YOUR OBJECTIVE →
Write out each line of the material again, word for word.

Rows from a figure dataset →
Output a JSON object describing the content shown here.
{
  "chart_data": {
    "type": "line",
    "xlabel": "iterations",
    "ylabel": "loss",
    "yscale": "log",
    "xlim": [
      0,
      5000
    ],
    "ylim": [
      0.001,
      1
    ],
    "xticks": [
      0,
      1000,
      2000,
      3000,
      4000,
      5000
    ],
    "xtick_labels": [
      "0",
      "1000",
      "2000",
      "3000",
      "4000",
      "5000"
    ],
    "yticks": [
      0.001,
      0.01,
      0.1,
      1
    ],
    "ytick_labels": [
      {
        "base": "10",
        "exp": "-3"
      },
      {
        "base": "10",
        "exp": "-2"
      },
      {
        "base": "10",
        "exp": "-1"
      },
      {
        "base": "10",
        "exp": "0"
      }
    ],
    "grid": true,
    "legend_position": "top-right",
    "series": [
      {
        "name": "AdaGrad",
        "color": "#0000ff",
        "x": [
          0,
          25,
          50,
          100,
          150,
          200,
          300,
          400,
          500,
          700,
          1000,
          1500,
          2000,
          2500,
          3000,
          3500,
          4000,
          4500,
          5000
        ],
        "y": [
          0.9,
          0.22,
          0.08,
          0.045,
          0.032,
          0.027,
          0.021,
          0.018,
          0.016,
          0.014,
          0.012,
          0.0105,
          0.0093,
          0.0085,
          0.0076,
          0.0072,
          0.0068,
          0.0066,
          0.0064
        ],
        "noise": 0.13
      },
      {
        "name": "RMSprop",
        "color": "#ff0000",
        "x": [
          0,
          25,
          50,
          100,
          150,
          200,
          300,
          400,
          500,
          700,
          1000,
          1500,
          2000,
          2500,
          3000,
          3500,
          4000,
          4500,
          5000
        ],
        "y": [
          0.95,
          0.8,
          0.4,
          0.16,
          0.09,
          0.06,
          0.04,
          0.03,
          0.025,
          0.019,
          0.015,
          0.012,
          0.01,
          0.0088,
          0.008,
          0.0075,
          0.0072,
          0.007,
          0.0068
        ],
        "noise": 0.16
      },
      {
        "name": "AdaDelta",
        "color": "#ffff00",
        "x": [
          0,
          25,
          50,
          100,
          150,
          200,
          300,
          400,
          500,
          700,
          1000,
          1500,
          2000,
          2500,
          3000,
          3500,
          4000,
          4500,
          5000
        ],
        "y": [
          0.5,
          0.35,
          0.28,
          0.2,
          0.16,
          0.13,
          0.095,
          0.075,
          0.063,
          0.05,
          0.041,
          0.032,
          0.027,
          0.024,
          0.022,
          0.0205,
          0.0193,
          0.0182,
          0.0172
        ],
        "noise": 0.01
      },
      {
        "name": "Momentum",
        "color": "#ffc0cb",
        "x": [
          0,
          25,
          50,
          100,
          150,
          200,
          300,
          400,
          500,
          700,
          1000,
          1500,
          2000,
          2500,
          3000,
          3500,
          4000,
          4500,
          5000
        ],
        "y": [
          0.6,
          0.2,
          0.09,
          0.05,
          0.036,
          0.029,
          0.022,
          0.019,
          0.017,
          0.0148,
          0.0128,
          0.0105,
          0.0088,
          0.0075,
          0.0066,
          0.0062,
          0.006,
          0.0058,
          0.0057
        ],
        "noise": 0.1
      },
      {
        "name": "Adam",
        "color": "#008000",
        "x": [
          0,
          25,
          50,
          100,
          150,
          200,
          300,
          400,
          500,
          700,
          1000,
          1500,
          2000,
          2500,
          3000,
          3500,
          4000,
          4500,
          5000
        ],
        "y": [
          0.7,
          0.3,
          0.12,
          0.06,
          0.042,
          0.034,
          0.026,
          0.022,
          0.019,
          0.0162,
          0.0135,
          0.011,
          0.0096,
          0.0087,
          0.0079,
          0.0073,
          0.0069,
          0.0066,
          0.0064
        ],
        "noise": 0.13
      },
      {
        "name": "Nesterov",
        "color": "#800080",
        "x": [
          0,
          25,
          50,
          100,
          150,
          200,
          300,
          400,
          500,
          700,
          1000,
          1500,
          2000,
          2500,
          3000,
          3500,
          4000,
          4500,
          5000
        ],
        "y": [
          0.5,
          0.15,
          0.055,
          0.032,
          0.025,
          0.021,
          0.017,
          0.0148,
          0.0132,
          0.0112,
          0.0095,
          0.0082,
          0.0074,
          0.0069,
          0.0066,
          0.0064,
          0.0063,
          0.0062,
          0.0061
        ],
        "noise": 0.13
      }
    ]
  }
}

TASK OUTPUT →
Output a JSON object describing the content shown here.
{
  "chart_data": {
    "type": "line",
    "xlabel": "iterations",
    "ylabel": "loss",
    "yscale": "log",
    "xlim": [
      0,
      5000
    ],
    "ylim": [
      0.001,
      1
    ],
    "xticks": [
      0,
      1000,
      2000,
      3000,
      4000,
      5000
    ],
    "xtick_labels": [
      "0",
      "1000",
      "2000",
      "3000",
      "4000",
      "5000"
    ],
    "yticks": [
      0.001,
      0.01,
      0.1,
      1
    ],
    "ytick_labels": [
      {
        "base": "10",
        "exp": "-3"
      },
      {
        "base": "10",
        "exp": "-2"
      },
      {
        "base": "10",
        "exp": "-1"
      },
      {
        "base": "10",
        "exp": "0"
      }
    ],
    "grid": true,
    "legend_position": "top-right",
    "series": [
      {
        "name": "AdaGrad",
        "color": "#0000ff",
        "x": [
          0,
          25,
          50,
          100,
          150,
          200,
          300,
          400,
          500,
          700,
          1000,
          1500,
          2000,
          2500,
          3000,
          3500,
          4000,
          4500,
          5000
        ],
        "y": [
          0.9,
          0.22,
          0.08,
          0.045,
          0.032,
          0.027,
          0.021,
          0.018,
          0.016,
          0.014,
          0.012,
          0.0105,
          0.0093,
          0.0085,
          0.0076,
          0.0072,
          0.0068,
          0.0066,
          0.0064
        ],
        "noise": 0.13
      },
      {
        "name": "RMSprop",
        "color": "#ff0000",
        "x": [
          0,
          25,
          50,
          100,
          150,
          200,
          300,
          400,
          500,
          700,
          1000,
          1500,
          2000,
          2500,
          3000,
          3500,
          4000,
          4500,
          5000
        ],
        "y": [
          0.95,
          0.8,
          0.4,
          0.16,
          0.09,
          0.06,
          0.04,
          0.03,
          0.025,
          0.019,
          0.015,
          0.012,
          0.01,
          0.0088,
          0.008,
          0.0075,
          0.0072,
          0.007,
          0.0068
        ],
        "noise": 0.16
      },
      {
        "name": "AdaDelta",
        "color": "#ffff00",
        "x": [
          0,
          25,
          50,
          100,
          150,
          200,
          300,
          400,
          500,
          700,
          1000,
          1500,
          2000,
          2500,
          3000,
          3500,
          4000,
          4500,
          5000
        ],
        "y": [
          0.5,
          0.35,
          0.28,
          0.2,
          0.16,
          0.13,
          0.095,
          0.075,
          0.063,
          0.05,
          0.041,
          0.032,
          0.027,
          0.024,
          0.022,
          0.0205,
          0.0193,
          0.0182,
          0.0172
        ],
        "noise": 0.01
      },
      {
        "name": "Momentum",
        "color": "#ffc0cb",
        "x": [
          0,
          25,
          50,
          100,
          150,
          200,
          300,
          400,
          500,
          700,
          1000,
          1500,
          2000,
          2500,
          3000,
          3500,
          4000,
          4500,
          5000
        ],
        "y": [
          0.6,
          0.2,
          0.09,
          0.05,
          0.036,
          0.029,
          0.022,
          0.019,
          0.017,
          0.0148,
          0.0128,
          0.0105,
          0.0088,
          0.0075,
          0.0066,
          0.0062,
          0.006,
          0.0058,
          0.0057
        ],
        "noise": 0.1
      },
      {
        "name": "Adam",
        "color": "#008000",
        "x": [
          0,
          25,
          50,
          100,
          150,
          200,
          300,
          400,
          500,
          700,
          1000,
          1500,
          2000,
          2500,
          3000,
          3500,
          4000,
          4500,
          5000
        ],
        "y": [
          0.7,
          0.3,
          0.12,
          0.06,
          0.042,
          0.034,
          0.026,
          0.022,
          0.019,
          0.0162,
          0.0135,
          0.011,
          0.0096,
          0.0087,
          0.0079,
          0.0073,
          0.0069,
          0.0066,
          0.0064
        ],
        "noise": 0.13
      },
      {
        "name": "Nesterov",
        "color": "#800080",
        "x": [
          0,
          25,
          50,
          100,
          150,
          200,
          300,
          400,
          500,
          700,
          1000,
          1500,
          2000,
          2500,
          3000,
          3500,
          4000,
          4500,
          5000
        ],
        "y": [
          0.5,
          0.15,
          0.055,
          0.032,
          0.025,
          0.021,
          0.017,
          0.0148,
          0.0132,
          0.0112,
          0.0095,
          0.0082,
          0.0074,
          0.0069,
          0.0066,
          0.0064,
          0.0063,
          0.0062,
          0.0061
        ],
        "noise": 0.13
      }
    ]
  }
}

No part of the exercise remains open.